Select lines where the word "There" appears.
+++ Extracted records +++
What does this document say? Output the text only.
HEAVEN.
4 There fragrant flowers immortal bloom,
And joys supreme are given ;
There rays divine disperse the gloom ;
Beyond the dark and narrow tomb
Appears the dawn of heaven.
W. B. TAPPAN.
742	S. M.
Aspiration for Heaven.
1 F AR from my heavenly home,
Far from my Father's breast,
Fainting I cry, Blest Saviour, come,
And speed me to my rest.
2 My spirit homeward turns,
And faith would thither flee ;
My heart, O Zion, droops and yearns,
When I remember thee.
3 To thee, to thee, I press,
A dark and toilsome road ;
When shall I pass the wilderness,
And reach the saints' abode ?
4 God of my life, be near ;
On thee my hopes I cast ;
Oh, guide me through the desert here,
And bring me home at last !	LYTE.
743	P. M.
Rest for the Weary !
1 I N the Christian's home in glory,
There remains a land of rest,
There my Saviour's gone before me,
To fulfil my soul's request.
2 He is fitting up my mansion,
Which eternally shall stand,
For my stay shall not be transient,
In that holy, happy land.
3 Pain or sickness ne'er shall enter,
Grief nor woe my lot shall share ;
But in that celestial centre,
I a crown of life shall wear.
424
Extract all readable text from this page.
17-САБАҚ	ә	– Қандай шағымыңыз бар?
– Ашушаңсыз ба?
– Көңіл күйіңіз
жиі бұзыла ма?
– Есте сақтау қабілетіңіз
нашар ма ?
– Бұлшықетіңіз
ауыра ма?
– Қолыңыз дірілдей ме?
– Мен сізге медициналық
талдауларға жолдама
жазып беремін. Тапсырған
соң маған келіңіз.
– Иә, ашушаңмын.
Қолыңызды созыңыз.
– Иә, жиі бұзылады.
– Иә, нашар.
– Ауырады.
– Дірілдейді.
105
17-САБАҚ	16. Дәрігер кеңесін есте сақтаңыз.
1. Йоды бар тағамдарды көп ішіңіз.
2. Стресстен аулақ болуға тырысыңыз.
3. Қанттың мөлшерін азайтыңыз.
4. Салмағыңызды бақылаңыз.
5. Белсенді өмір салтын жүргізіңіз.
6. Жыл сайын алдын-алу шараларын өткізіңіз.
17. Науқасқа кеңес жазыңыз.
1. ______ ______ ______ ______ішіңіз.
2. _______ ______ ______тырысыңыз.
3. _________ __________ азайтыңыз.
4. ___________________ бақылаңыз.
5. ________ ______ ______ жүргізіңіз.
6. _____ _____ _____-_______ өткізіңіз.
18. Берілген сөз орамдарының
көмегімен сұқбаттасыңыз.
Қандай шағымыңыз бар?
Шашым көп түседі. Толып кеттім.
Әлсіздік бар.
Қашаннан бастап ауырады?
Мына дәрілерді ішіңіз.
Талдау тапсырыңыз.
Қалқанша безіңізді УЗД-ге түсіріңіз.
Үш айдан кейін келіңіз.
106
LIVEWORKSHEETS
+++
Solution —
4 There fragrant flowers immortal bloom,
There rays divine disperse the gloom ;
There remains a land of rest,
There my Saviour's gone before me,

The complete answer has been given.